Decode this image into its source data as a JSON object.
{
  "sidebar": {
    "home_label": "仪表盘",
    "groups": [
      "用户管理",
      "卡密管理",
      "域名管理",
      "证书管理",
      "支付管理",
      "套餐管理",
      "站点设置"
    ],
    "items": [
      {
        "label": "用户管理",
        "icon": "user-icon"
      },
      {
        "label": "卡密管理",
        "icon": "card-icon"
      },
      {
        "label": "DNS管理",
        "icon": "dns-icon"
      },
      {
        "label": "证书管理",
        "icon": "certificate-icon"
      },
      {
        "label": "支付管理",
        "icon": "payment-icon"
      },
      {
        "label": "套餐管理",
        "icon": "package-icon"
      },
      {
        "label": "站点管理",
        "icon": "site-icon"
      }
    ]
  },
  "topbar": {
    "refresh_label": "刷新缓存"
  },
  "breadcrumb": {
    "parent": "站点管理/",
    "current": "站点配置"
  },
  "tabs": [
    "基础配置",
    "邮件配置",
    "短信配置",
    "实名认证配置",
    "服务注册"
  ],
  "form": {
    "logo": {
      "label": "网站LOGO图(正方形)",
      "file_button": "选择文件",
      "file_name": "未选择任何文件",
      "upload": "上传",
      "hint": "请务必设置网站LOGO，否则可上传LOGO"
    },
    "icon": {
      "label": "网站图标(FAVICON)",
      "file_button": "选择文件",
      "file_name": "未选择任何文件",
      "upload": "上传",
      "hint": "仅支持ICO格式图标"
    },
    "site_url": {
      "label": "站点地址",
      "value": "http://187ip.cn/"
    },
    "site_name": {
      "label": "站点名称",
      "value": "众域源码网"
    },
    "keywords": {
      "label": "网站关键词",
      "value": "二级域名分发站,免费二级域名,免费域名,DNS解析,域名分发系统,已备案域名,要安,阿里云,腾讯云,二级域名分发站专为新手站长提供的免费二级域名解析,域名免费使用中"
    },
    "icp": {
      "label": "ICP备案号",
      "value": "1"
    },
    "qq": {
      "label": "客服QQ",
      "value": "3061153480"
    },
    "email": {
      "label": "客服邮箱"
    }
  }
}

What is expected -
Show every line from the listing above in which the string "value" appears.

Exercise result -
      "value": "http://187ip.cn/"
      "value": "众域源码网"
      "value": "二级域名分发站,免费二级域名,免费域名,DNS解析,域名分发系统,已备案域名,要安,阿里云,腾讯云,二级域名分发站专为新手站长提供的免费二级域名解析,域名免费使用中"
      "value": "1"
      "value": "3061153480"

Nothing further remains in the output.